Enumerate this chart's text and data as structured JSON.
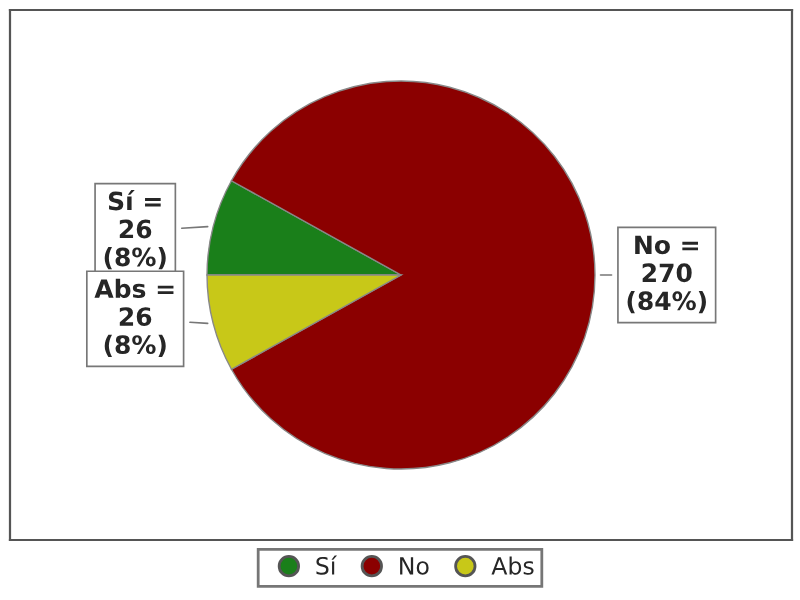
{
  "chart_data": {
    "type": "pie",
    "categories": [
      "Sí",
      "No",
      "Abs"
    ],
    "values": [
      26,
      270,
      26
    ],
    "colors": [
      "#1a7f1a",
      "#8b0000",
      "#c8c818"
    ],
    "value_labels": [
      "Sí =\n26\n(8%)",
      "No =\n270\n(84%)",
      "Abs =\n26\n(8%)"
    ],
    "legend": "bottom"
  }
}
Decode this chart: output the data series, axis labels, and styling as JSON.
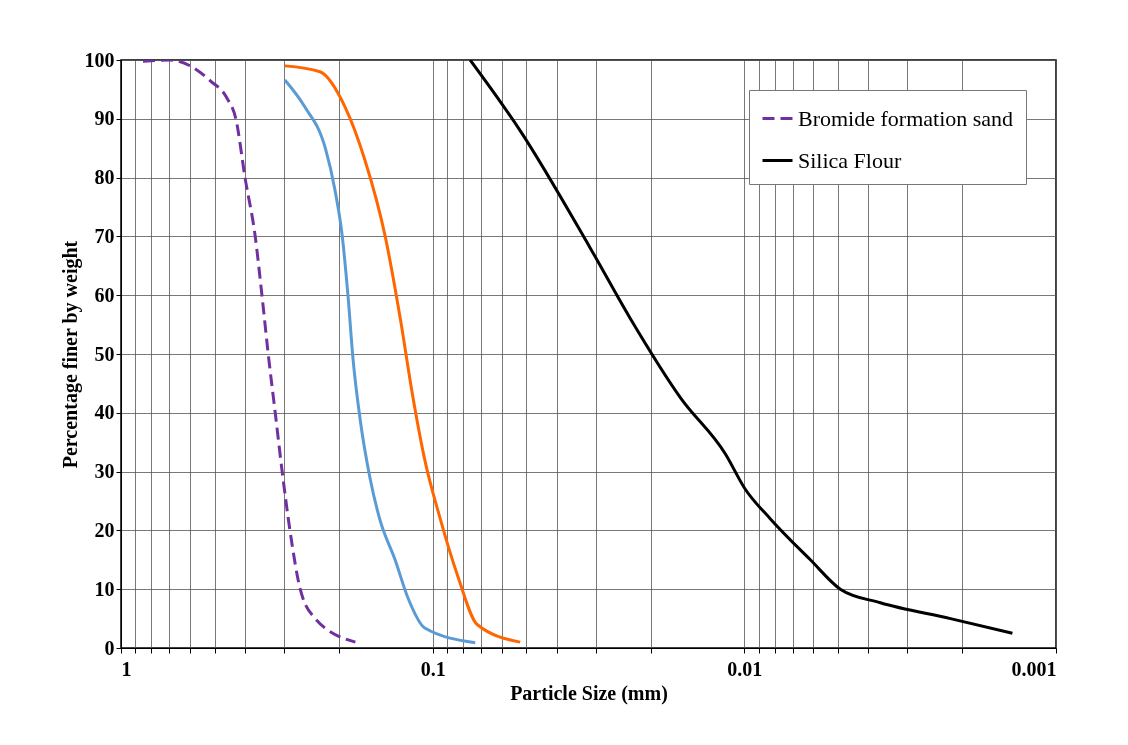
{
  "chart_data": {
    "type": "line",
    "xlabel": "Particle Size (mm)",
    "ylabel": "Percentage finer by weight",
    "log": "x",
    "grid": true,
    "legend": "top right",
    "xlim": [
      1,
      0.001
    ],
    "ylim": [
      0,
      100
    ],
    "xticks": [
      1,
      {
        "value": 0.9,
        "label": null
      },
      {
        "value": 0.8,
        "label": null
      },
      {
        "value": 0.7,
        "label": null
      },
      {
        "value": 0.6,
        "label": null
      },
      {
        "value": 0.5,
        "label": null
      },
      {
        "value": 0.4,
        "label": null
      },
      {
        "value": 0.3,
        "label": null
      },
      {
        "value": 0.2,
        "label": null
      },
      0.1,
      {
        "value": 0.09,
        "label": null
      },
      {
        "value": 0.08,
        "label": null
      },
      {
        "value": 0.07,
        "label": null
      },
      {
        "value": 0.06,
        "label": null
      },
      {
        "value": 0.05,
        "label": null
      },
      {
        "value": 0.04,
        "label": null
      },
      {
        "value": 0.03,
        "label": null
      },
      {
        "value": 0.02,
        "label": null
      },
      0.01,
      {
        "value": 0.009,
        "label": null
      },
      {
        "value": 0.008,
        "label": null
      },
      {
        "value": 0.007,
        "label": null
      },
      {
        "value": 0.006,
        "label": null
      },
      {
        "value": 0.005,
        "label": null
      },
      {
        "value": 0.004,
        "label": null
      },
      {
        "value": 0.003,
        "label": null
      },
      {
        "value": 0.002,
        "label": null
      },
      0.001
    ],
    "yticks": [
      0,
      10,
      20,
      30,
      40,
      50,
      60,
      70,
      80,
      90,
      100
    ],
    "series": [
      {
        "name": "Bromide formation sand",
        "color": "#7030a0",
        "line_style": "dashed",
        "x": [
          0.85,
          0.696,
          0.6,
          0.518,
          0.457,
          0.428,
          0.4,
          0.371,
          0.353,
          0.337,
          0.32,
          0.304,
          0.287,
          0.266,
          0.238,
          0.177
        ],
        "values": [
          99.8,
          100,
          99,
          96.5,
          93.5,
          90,
          80,
          70,
          60,
          50,
          40,
          30,
          20,
          10,
          5,
          1
        ]
      },
      {
        "color": "#ff6600",
        "line_style": "solid",
        "x": [
          0.298,
          0.23,
          0.191,
          0.165,
          0.142,
          0.127,
          0.116,
          0.106,
          0.0946,
          0.0828,
          0.072,
          0.0524
        ],
        "values": [
          99,
          98,
          92,
          83,
          70,
          56,
          43,
          32,
          22,
          12,
          4,
          1
        ]
      },
      {
        "color": "#5b9bd5",
        "line_style": "solid",
        "x": [
          0.298,
          0.257,
          0.221,
          0.206,
          0.195,
          0.187,
          0.18,
          0.171,
          0.159,
          0.148,
          0.132,
          0.12,
          0.106,
          0.073
        ],
        "values": [
          96.6,
          92,
          85,
          78,
          70,
          60,
          49,
          39,
          29,
          22,
          15,
          8.5,
          3.4,
          0.9
        ]
      },
      {
        "name": "Silica Flour",
        "color": "#000000",
        "line_style": "solid",
        "x": [
          0.0758,
          0.0524,
          0.0312,
          0.0232,
          0.016,
          0.0115,
          0.00993,
          0.00826,
          0.00614,
          0.00492,
          0.00366,
          0.00218,
          0.00138
        ],
        "values": [
          100,
          88,
          68,
          56,
          42.5,
          33,
          27,
          22,
          15,
          10,
          7.7,
          5,
          2.5
        ]
      }
    ]
  }
}
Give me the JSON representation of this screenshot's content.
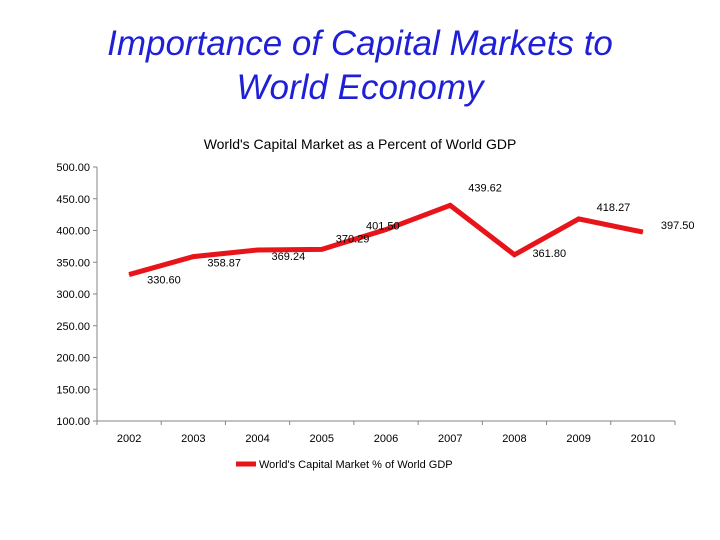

▬▬▬

* STATED EXERCISE
Copy each line above that contains the string "JSON".

* EXPECTED ANSWER
Enumerate this chart's text and data as structured JSON.
Decode this chart: output the data series, axis labels, and styling as JSON.
Give me the JSON representation of this screenshot's content.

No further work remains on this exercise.